Your task:
Go through the lines below and copy each one that holds the string "xlabel".

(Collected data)
***
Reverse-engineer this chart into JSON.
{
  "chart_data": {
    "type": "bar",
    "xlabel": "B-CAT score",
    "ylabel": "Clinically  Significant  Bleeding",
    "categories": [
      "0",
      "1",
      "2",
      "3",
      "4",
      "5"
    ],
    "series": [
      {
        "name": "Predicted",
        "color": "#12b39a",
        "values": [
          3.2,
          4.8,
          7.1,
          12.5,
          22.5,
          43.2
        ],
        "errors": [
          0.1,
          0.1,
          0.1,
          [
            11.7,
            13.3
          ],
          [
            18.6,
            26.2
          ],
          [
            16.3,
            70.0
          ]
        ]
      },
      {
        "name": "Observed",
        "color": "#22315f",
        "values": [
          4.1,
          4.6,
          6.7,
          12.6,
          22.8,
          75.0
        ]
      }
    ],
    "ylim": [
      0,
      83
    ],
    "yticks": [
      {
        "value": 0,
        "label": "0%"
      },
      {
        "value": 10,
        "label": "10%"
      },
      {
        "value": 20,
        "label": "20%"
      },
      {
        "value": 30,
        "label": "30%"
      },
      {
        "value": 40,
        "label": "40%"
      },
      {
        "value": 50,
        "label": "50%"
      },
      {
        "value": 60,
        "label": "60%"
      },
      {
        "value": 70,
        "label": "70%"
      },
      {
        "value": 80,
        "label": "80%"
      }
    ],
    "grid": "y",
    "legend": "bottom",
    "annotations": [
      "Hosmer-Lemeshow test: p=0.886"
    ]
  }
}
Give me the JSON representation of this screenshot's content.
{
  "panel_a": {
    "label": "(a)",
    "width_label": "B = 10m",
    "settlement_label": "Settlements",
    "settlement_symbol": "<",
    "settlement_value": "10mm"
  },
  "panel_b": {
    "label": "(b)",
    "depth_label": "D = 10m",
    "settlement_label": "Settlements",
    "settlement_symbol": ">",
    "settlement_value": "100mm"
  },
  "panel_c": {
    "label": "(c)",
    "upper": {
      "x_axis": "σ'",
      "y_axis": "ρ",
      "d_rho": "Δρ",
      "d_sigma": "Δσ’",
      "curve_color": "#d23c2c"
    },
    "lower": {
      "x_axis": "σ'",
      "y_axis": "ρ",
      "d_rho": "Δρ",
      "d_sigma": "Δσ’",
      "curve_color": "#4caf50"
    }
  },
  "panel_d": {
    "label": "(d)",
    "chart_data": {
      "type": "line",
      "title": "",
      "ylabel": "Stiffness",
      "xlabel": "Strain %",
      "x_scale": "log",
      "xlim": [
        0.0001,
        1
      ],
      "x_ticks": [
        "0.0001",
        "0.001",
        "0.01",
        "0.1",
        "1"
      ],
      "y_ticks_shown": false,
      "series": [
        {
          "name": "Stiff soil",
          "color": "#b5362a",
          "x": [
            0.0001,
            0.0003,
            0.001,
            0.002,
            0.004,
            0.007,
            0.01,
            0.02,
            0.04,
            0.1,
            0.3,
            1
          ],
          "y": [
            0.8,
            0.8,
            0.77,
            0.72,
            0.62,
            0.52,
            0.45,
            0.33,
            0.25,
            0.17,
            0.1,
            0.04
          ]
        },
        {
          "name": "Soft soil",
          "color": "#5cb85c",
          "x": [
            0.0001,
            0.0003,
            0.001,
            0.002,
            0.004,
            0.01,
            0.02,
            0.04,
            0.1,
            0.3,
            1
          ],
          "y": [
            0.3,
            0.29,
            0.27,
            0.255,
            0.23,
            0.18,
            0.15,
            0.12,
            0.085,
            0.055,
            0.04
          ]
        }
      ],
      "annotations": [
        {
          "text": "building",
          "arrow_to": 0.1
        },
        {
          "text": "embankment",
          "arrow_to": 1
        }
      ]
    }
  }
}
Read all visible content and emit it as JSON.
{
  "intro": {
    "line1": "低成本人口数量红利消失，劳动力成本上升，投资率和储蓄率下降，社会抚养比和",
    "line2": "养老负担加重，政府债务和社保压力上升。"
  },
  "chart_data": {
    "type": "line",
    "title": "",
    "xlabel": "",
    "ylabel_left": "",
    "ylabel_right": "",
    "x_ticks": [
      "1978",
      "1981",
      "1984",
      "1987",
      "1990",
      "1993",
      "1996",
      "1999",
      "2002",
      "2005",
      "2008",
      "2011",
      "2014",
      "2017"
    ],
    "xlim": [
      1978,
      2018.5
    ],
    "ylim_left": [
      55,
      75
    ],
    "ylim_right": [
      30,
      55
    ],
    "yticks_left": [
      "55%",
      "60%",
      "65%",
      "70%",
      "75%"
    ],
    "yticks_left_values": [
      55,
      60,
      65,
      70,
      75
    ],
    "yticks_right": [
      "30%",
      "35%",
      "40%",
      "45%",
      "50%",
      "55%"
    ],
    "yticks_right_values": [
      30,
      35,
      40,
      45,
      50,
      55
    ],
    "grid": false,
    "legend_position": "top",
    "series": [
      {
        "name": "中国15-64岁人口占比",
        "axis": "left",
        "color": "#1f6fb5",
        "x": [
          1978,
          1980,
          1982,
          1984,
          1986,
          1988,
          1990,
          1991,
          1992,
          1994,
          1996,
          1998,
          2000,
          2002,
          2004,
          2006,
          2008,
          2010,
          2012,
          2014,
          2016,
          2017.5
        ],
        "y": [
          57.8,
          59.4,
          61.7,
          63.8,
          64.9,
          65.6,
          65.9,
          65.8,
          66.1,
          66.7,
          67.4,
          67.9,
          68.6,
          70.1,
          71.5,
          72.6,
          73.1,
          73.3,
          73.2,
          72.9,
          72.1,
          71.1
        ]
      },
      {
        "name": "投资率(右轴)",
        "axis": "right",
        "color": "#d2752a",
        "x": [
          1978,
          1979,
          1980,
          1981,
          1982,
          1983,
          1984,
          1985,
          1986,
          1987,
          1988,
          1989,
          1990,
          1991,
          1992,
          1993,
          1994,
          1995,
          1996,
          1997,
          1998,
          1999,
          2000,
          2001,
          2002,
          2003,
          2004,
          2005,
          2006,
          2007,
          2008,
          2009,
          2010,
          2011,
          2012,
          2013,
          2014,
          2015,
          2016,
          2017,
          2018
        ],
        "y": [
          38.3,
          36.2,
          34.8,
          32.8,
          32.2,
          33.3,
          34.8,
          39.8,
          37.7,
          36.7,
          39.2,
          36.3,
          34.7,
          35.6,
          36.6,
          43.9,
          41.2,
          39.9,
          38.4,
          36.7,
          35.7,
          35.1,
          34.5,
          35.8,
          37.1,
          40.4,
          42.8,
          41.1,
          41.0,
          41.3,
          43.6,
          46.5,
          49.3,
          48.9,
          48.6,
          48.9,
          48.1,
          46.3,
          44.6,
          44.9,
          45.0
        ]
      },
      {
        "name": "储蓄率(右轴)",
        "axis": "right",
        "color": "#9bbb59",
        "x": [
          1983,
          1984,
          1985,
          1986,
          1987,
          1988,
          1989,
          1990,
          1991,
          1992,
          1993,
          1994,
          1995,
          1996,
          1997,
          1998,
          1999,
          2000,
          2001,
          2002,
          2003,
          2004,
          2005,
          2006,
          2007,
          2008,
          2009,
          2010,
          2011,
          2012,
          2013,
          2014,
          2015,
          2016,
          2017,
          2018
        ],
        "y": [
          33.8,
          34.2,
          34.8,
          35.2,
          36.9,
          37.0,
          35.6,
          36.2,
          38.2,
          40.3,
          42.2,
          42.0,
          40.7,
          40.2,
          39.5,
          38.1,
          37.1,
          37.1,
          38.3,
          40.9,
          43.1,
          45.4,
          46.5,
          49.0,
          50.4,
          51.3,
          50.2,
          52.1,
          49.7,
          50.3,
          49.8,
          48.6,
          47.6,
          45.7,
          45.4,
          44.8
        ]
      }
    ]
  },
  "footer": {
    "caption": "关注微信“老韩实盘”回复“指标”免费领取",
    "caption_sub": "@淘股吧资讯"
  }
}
***
Output below:
    "xlabel": "B-CAT score",
      "xlabel": "Strain %",
    "xlabel": "",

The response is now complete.